What you are asked to do: Write out the listing below in full and exactly, leaving out every picture.

(Some records)
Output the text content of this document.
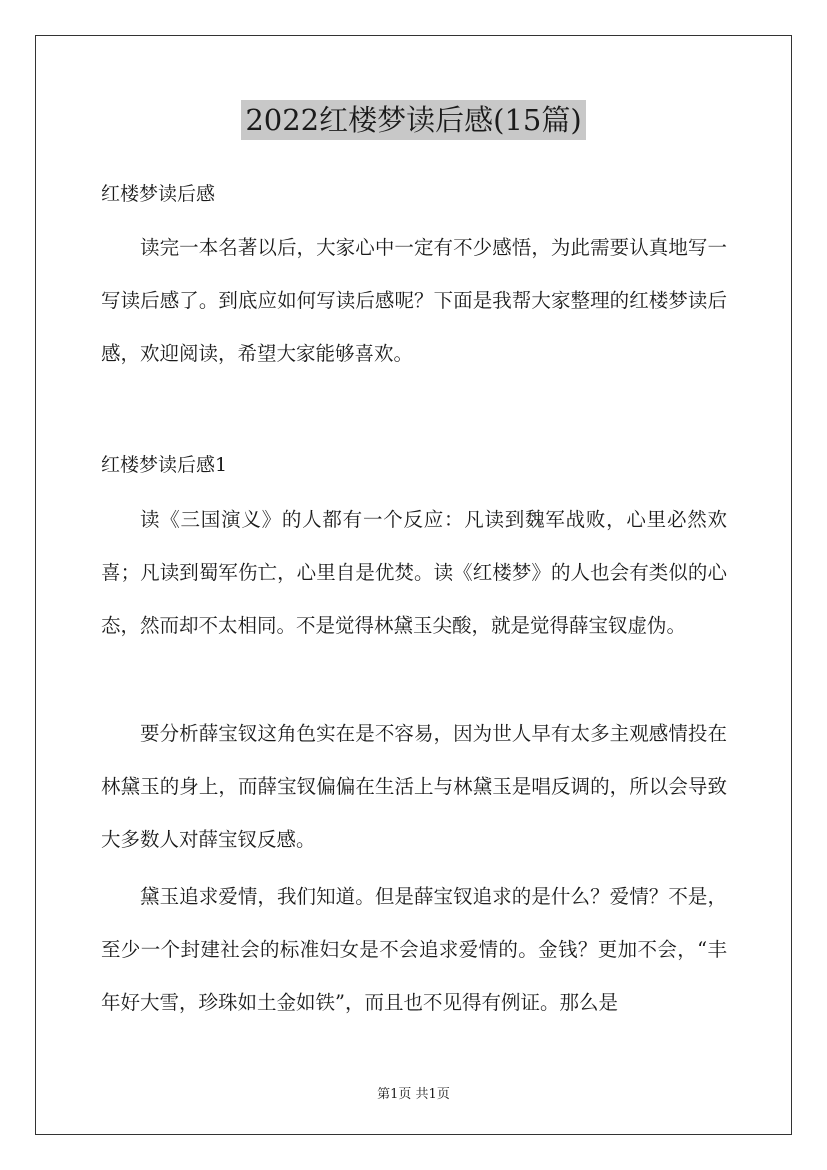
2022红楼梦读后感(15篇)
红楼梦读后感
读完一本名著以后，大家心中一定有不少感悟，为此需要认真地写一写读后感了。到底应如何写读后感呢？下面是我帮大家整理的红楼梦读后感，欢迎阅读，希望大家能够喜欢。
红楼梦读后感1
读《三国演义》的人都有一个反应：凡读到魏军战败，心里必然欢喜；凡读到蜀军伤亡，心里自是优焚。读《红楼梦》的人也会有类似的心态，然而却不太相同。不是觉得林黛玉尖酸，就是觉得薛宝钗虚伪。
要分析薛宝钗这角色实在是不容易，因为世人早有太多主观感情投在林黛玉的身上，而薛宝钗偏偏在生活上与林黛玉是唱反调的，所以会导致大多数人对薛宝钗反感。
黛玉追求爱情，我们知道。但是薛宝钗追求的是什么？爱情？不是，至少一个封建社会的标准妇女是不会追求爱情的。金钱？更加不会，“丰年好大雪，珍珠如土金如铁”，而且也不见得有例证。那么是
第1页 共1页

Solved exercise:
Output the text content of this document.
2022红楼梦读后感(15篇)
红楼梦读后感
读完一本名著以后，大家心中一定有不少感悟，为此需要认真地写一写读后感了。到底应如何写读后感呢？下面是我帮大家整理的红楼梦读后感，欢迎阅读，希望大家能够喜欢。
红楼梦读后感1
读《三国演义》的人都有一个反应：凡读到魏军战败，心里必然欢喜；凡读到蜀军伤亡，心里自是优焚。读《红楼梦》的人也会有类似的心态，然而却不太相同。不是觉得林黛玉尖酸，就是觉得薛宝钗虚伪。
要分析薛宝钗这角色实在是不容易，因为世人早有太多主观感情投在林黛玉的身上，而薛宝钗偏偏在生活上与林黛玉是唱反调的，所以会导致大多数人对薛宝钗反感。
黛玉追求爱情，我们知道。但是薛宝钗追求的是什么？爱情？不是，至少一个封建社会的标准妇女是不会追求爱情的。金钱？更加不会，“丰年好大雪，珍珠如土金如铁”，而且也不见得有例证。那么是
第1页 共1页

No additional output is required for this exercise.